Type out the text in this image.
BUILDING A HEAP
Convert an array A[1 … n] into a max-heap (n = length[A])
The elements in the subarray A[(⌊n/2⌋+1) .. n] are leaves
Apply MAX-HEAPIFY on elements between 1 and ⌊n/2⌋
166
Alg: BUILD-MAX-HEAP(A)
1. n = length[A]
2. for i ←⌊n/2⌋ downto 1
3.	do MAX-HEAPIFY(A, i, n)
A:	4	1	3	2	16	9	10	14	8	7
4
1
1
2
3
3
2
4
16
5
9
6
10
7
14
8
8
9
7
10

> _Given problem_:
Count how many lines in the data above hold the string "length", and give the number with no other words.

> _Finished exercise_:
2